◆ Task directions ◆
Copy all of the material word for word, except for the pictures.

◆ Stored data ◆

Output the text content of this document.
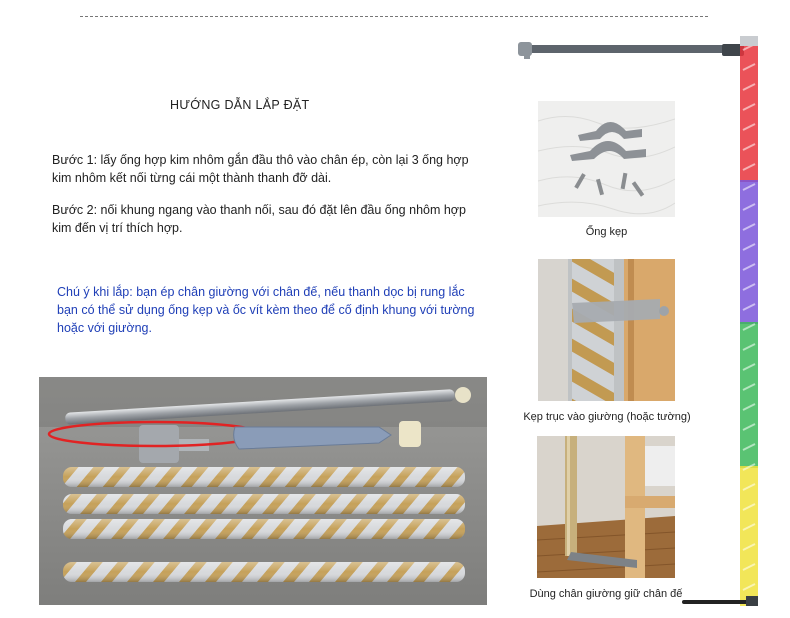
HƯỚNG DẪN LẮP ĐẶT
Bước 1: lấy ống hợp kim nhôm gắn đầu thô vào chân ép, còn lại 3 ống hợp kim nhôm kết nối từng cái một thành thanh đỡ dài.
Bước 2: nối khung ngang vào thanh nối, sau đó đặt lên đầu ống nhôm hợp kim đến vị trí thích hợp.
Chú ý khi lắp: bạn ép chân giường với chân đế, nếu thanh dọc bị rung lắc bạn có thể sử dụng ống kẹp và ốc vít kèm theo để cố định khung với tường hoặc với giường.
Ống kẹp
Kẹp trục vào giường (hoặc tường)
Dùng chân giường giữ chân đế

◆ Solution below ◆
Output the text content of this document.
HƯỚNG DẪN LẮP ĐẶT
Bước 1: lấy ống hợp kim nhôm gắn đầu thô vào chân ép, còn lại 3 ống hợp kim nhôm kết nối từng cái một thành thanh đỡ dài.
Bước 2: nối khung ngang vào thanh nối, sau đó đặt lên đầu ống nhôm hợp kim đến vị trí thích hợp.
Chú ý khi lắp: bạn ép chân giường với chân đế, nếu thanh dọc bị rung lắc bạn có thể sử dụng ống kẹp và ốc vít kèm theo để cố định khung với tường hoặc với giường.
Ống kẹp
Kẹp trục vào giường (hoặc tường)
Dùng chân giường giữ chân đế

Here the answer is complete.